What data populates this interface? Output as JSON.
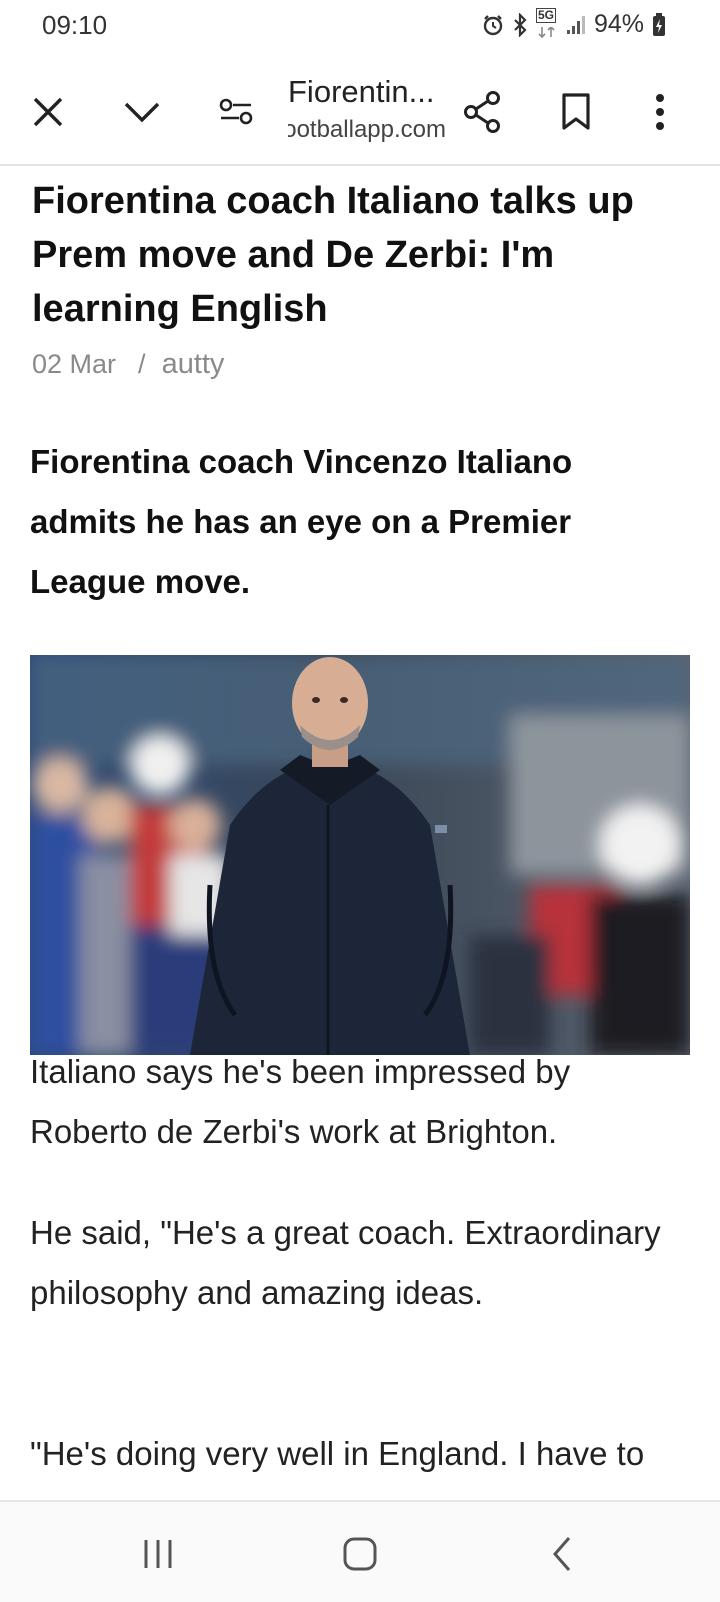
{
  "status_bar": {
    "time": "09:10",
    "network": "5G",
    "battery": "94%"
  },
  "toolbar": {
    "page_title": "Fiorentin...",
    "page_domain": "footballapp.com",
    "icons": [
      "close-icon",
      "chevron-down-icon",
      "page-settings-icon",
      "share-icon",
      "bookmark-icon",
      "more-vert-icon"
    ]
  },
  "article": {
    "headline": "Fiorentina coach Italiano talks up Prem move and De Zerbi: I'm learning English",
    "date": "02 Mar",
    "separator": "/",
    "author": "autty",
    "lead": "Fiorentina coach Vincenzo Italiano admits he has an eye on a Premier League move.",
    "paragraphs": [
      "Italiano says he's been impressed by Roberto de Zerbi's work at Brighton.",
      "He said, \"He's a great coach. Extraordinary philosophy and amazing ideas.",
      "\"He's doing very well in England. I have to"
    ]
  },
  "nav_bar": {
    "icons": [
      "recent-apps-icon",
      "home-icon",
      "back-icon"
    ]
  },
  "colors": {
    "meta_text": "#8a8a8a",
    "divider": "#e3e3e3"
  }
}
□ □ □ □ □
- _TASK DESCRIPTION_:
Lines containing the string "Fiorentina" are to be selected and copied.

- _EXERCISE RESULT_:
    "headline": "Fiorentina coach Italiano talks up Prem move and De Zerbi: I'm learning English",
    "lead": "Fiorentina coach Vincenzo Italiano admits he has an eye on a Premier League move.",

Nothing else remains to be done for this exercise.